▶ **Exercise task**
Copy the lines below, from the one containing "bar-lithium-rhs-2021 bbox=[136, 318, 156, 396]" through the one containing "x-tick-label: 2024E bbox=[470, 411, 502, 423]", inclusive, without changing anything.

──────────

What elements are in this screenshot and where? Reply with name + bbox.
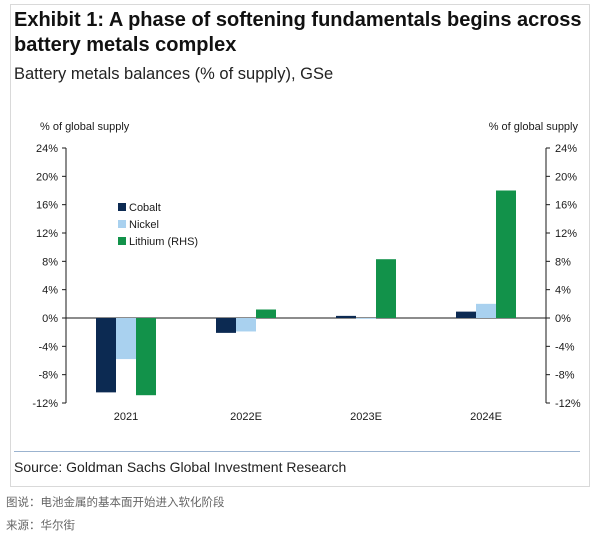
bar-lithium-rhs-2021 bbox=[136, 318, 156, 396]
left-tick-label: 8% bbox=[42, 256, 58, 268]
right-tick-label: 4% bbox=[555, 285, 571, 297]
bar-nickel-2023e bbox=[356, 318, 376, 319]
right-tick-label: 0% bbox=[555, 313, 571, 325]
chart-subtitle: Battery metals balances (% of supply), G… bbox=[14, 65, 334, 83]
left-tick-label: 20% bbox=[36, 171, 58, 183]
x-tick-label: 2024E bbox=[470, 411, 502, 423]
right-tick-label: -12% bbox=[555, 398, 581, 410]
bar-nickel-2021 bbox=[116, 318, 136, 360]
right-tick-label: -8% bbox=[555, 370, 575, 382]
right-tick-label: 8% bbox=[555, 256, 571, 268]
legend-swatch bbox=[118, 220, 126, 228]
exhibit-title: Exhibit 1: A phase of softening fundamen… bbox=[14, 9, 582, 56]
battery-balances-chart: % of global supply % of global supply 24% 2… bbox=[32, 121, 581, 423]
left-tick-label: 16% bbox=[36, 200, 58, 212]
bar-lithium-rhs-2023e bbox=[376, 259, 396, 318]
right-tick-label: 16% bbox=[555, 200, 577, 212]
bar-cobalt-2021 bbox=[96, 318, 116, 393]
legend-label: Cobalt bbox=[129, 202, 161, 214]
caption-source-line: 来源：华尔街 bbox=[6, 520, 75, 532]
exhibit-frame bbox=[10, 4, 590, 487]
bar-cobalt-2022e bbox=[216, 318, 236, 333]
left-tick-label: -12% bbox=[32, 398, 58, 410]
legend-swatch bbox=[118, 203, 126, 211]
legend-swatch bbox=[118, 237, 126, 245]
bar-cobalt-2024e bbox=[456, 311, 476, 318]
bar-cobalt-2023e bbox=[336, 315, 356, 318]
caption-line: 图说：电池金属的基本面开始进入软化阶段 bbox=[6, 497, 225, 509]
right-tick-label: 24% bbox=[555, 143, 577, 155]
bar-lithium-rhs-2022e bbox=[256, 309, 276, 318]
bar-nickel-2022e bbox=[236, 318, 256, 332]
left-tick-label: -8% bbox=[38, 370, 58, 382]
left-tick-label: 24% bbox=[36, 143, 58, 155]
x-tick-label: 2023E bbox=[350, 411, 382, 423]
left-tick-label: 12% bbox=[36, 228, 58, 240]
right-tick-label: 12% bbox=[555, 228, 577, 240]
left-tick-label: 4% bbox=[42, 285, 58, 297]
left-tick-label: 0% bbox=[42, 313, 58, 325]
right-tick-label: -4% bbox=[555, 341, 575, 353]
source-divider bbox=[14, 451, 580, 452]
x-tick-label: 2022E bbox=[230, 411, 262, 423]
left-tick-label: -4% bbox=[38, 341, 58, 353]
bar-nickel-2024e bbox=[476, 303, 496, 318]
bar-lithium-rhs-2024e bbox=[496, 190, 516, 318]
source-note: Source: Goldman Sachs Global Investment … bbox=[14, 459, 347, 475]
left-axis-title: % of global supply bbox=[40, 121, 130, 133]
x-tick-label: 2021 bbox=[114, 411, 138, 423]
legend-label: Nickel bbox=[129, 219, 159, 231]
right-axis-title: % of global supply bbox=[489, 121, 579, 133]
legend-label: Lithium (RHS) bbox=[129, 236, 198, 248]
right-tick-label: 20% bbox=[555, 171, 577, 183]
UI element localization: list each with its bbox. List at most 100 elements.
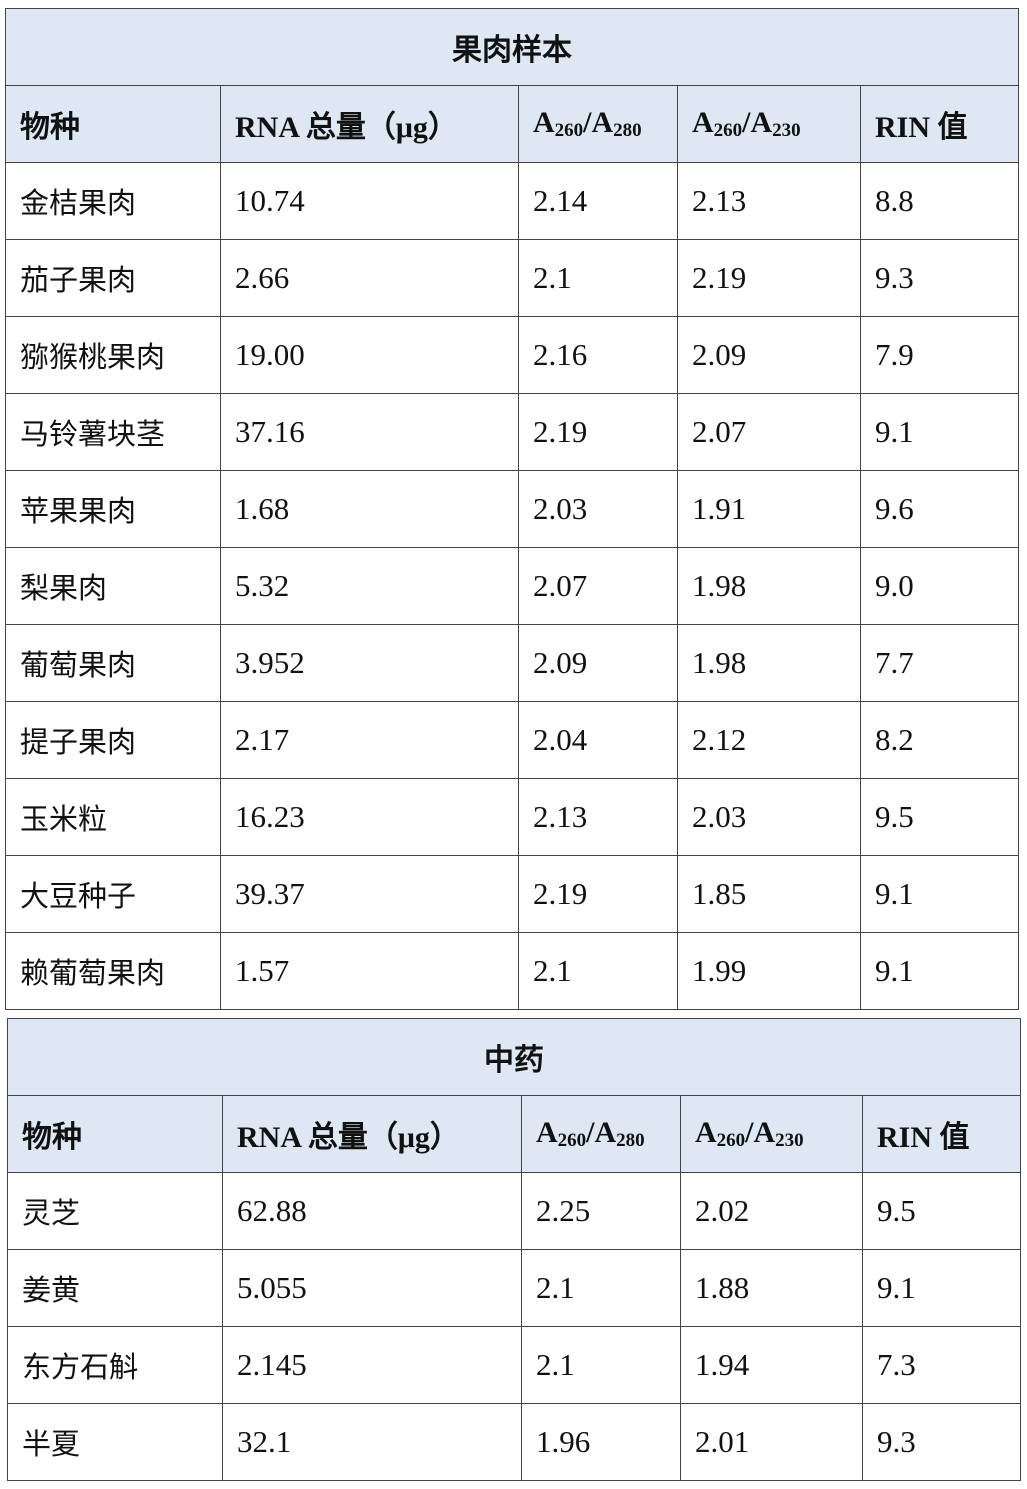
header-a280-part: /A — [586, 1116, 617, 1149]
cell-species: 灵芝 — [7, 1172, 223, 1250]
section-title-row: 果肉样本 — [4, 8, 1020, 86]
cell-species: 姜黄 — [7, 1249, 223, 1327]
table-row: 灵芝 62.88 2.25 2.02 9.5 — [7, 1172, 1022, 1250]
cell-a260-a280: 2.1 — [521, 1326, 681, 1404]
header-a280-part: 260 — [554, 120, 584, 141]
header-rin: RIN 值 — [859, 85, 1020, 163]
cell-species: 玉米粒 — [5, 778, 221, 856]
cell-a260-a280: 2.25 — [521, 1172, 681, 1250]
table-row: 东方石斛 2.145 2.1 1.94 7.3 — [7, 1326, 1022, 1404]
cell-rna-total: 37.16 — [220, 393, 519, 471]
table-row: 半夏 32.1 1.96 2.01 9.3 — [7, 1403, 1022, 1481]
header-a230-part: 230 — [772, 120, 801, 141]
header-a230-part: /A — [742, 106, 773, 139]
cell-rin: 8.8 — [859, 162, 1020, 240]
cell-a260-a230: 2.09 — [677, 316, 861, 394]
cell-rin: 9.1 — [859, 393, 1020, 471]
cell-rna-total: 1.57 — [220, 932, 519, 1010]
cell-species: 葡萄果肉 — [5, 624, 221, 702]
cell-rna-total: 2.66 — [220, 239, 519, 317]
cell-species: 大豆种子 — [5, 855, 221, 933]
header-a230: A260/A230 — [680, 1095, 863, 1173]
cell-a260-a280: 2.09 — [518, 624, 678, 702]
table-row: 葡萄果肉 3.952 2.09 1.98 7.7 — [5, 624, 1020, 702]
cell-a260-a230: 1.99 — [677, 932, 861, 1010]
header-row: 物种 RNA 总量（μg） A260/A280 A260/A230 RIN 值 — [5, 85, 1020, 163]
cell-a260-a230: 1.85 — [677, 855, 861, 933]
cell-rin: 9.3 — [859, 239, 1020, 317]
cell-a260-a230: 1.98 — [677, 624, 861, 702]
cell-species: 提子果肉 — [5, 701, 221, 779]
table-row: 苹果果肉 1.68 2.03 1.91 9.6 — [5, 470, 1020, 548]
cell-rna-total: 62.88 — [222, 1172, 522, 1250]
header-a230-part: /A — [745, 1116, 776, 1149]
cell-rin: 9.5 — [861, 1172, 1022, 1250]
cell-a260-a280: 2.03 — [518, 470, 678, 548]
table-row: 梨果肉 5.32 2.07 1.98 9.0 — [5, 547, 1020, 625]
cell-a260-a280: 2.16 — [518, 316, 678, 394]
cell-rna-total: 32.1 — [222, 1403, 522, 1481]
cell-a260-a280: 2.04 — [518, 701, 678, 779]
header-rna-total: RNA 总量（μg） — [220, 85, 519, 163]
header-a280-part: 280 — [613, 120, 642, 141]
cell-rna-total: 1.68 — [220, 470, 519, 548]
table-row: 赖葡萄果肉 1.57 2.1 1.99 9.1 — [5, 932, 1020, 1010]
cell-rna-total: 5.32 — [220, 547, 519, 625]
cell-a260-a280: 2.1 — [521, 1249, 681, 1327]
cell-rna-total: 39.37 — [220, 855, 519, 933]
cell-a260-a280: 2.14 — [518, 162, 678, 240]
cell-rin: 7.3 — [861, 1326, 1022, 1404]
header-row: 物种 RNA 总量（μg） A260/A280 A260/A230 RIN 值 — [7, 1095, 1022, 1173]
cell-rin: 9.1 — [859, 855, 1020, 933]
header-species: 物种 — [5, 85, 221, 163]
section-title-row: 中药 — [6, 1018, 1022, 1096]
header-a230-part: 230 — [775, 1130, 804, 1151]
header-a280-part: A — [536, 1116, 558, 1149]
cell-a260-a230: 1.94 — [680, 1326, 863, 1404]
cell-species: 猕猴桃果肉 — [5, 316, 221, 394]
cell-species: 金桔果肉 — [5, 162, 221, 240]
header-a280-part: 260 — [557, 1130, 587, 1151]
cell-species: 半夏 — [7, 1403, 223, 1481]
cell-species: 梨果肉 — [5, 547, 221, 625]
header-a280-part: /A — [583, 106, 614, 139]
cell-rna-total: 2.145 — [222, 1326, 522, 1404]
header-a230-part: A — [692, 106, 714, 139]
cell-species: 赖葡萄果肉 — [5, 932, 221, 1010]
header-a280-part: A — [533, 106, 555, 139]
section-title: 中药 — [6, 1018, 1022, 1096]
cell-a260-a230: 2.19 — [677, 239, 861, 317]
cell-a260-a230: 2.13 — [677, 162, 861, 240]
table-row: 大豆种子 39.37 2.19 1.85 9.1 — [5, 855, 1020, 933]
cell-species: 茄子果肉 — [5, 239, 221, 317]
cell-species: 马铃薯块茎 — [5, 393, 221, 471]
header-rin: RIN 值 — [861, 1095, 1022, 1173]
cell-rna-total: 3.952 — [220, 624, 519, 702]
cell-species: 东方石斛 — [7, 1326, 223, 1404]
cell-rin: 9.1 — [859, 932, 1020, 1010]
cell-a260-a280: 2.1 — [518, 932, 678, 1010]
cell-rin: 7.7 — [859, 624, 1020, 702]
cell-rin: 8.2 — [859, 701, 1020, 779]
cell-rna-total: 2.17 — [220, 701, 519, 779]
header-species: 物种 — [7, 1095, 223, 1173]
cell-a260-a230: 2.12 — [677, 701, 861, 779]
table-row: 玉米粒 16.23 2.13 2.03 9.5 — [5, 778, 1020, 856]
table-row: 金桔果肉 10.74 2.14 2.13 8.8 — [5, 162, 1020, 240]
table-row: 猕猴桃果肉 19.00 2.16 2.09 7.9 — [5, 316, 1020, 394]
cell-rin: 9.3 — [861, 1403, 1022, 1481]
cell-a260-a230: 2.03 — [677, 778, 861, 856]
cell-a260-a280: 1.96 — [521, 1403, 681, 1481]
table-row: 姜黄 5.055 2.1 1.88 9.1 — [7, 1249, 1022, 1327]
header-a280-part: 280 — [616, 1130, 645, 1151]
cell-rin: 9.0 — [859, 547, 1020, 625]
header-a280: A260/A280 — [521, 1095, 681, 1173]
cell-rna-total: 5.055 — [222, 1249, 522, 1327]
header-a280: A260/A280 — [518, 85, 678, 163]
cell-rin: 9.1 — [861, 1249, 1022, 1327]
table-row: 茄子果肉 2.66 2.1 2.19 9.3 — [5, 239, 1020, 317]
fruit-table: 果肉样本 物种 RNA 总量（μg） A260/A280 A260/A230 RIN 值金… — [4, 8, 1020, 1010]
header-a230-part: A — [695, 1116, 717, 1149]
herb-table: 中药 物种 RNA 总量（μg） A260/A280 A260/A230 RIN 值灵芝 6… — [6, 1018, 1022, 1481]
cell-rin: 9.6 — [859, 470, 1020, 548]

──────────

▶ **Completed task**
bar-lithium-rhs-2021 bbox=[136, 318, 156, 396]
left-tick-label: 8% bbox=[42, 256, 58, 268]
right-tick-label: 4% bbox=[555, 285, 571, 297]
bar-nickel-2023e bbox=[356, 318, 376, 319]
right-tick-label: 0% bbox=[555, 313, 571, 325]
chart-subtitle: Battery metals balances (% of supply), G… bbox=[14, 65, 334, 83]
left-tick-label: 20% bbox=[36, 171, 58, 183]
x-tick-label: 2024E bbox=[470, 411, 502, 423]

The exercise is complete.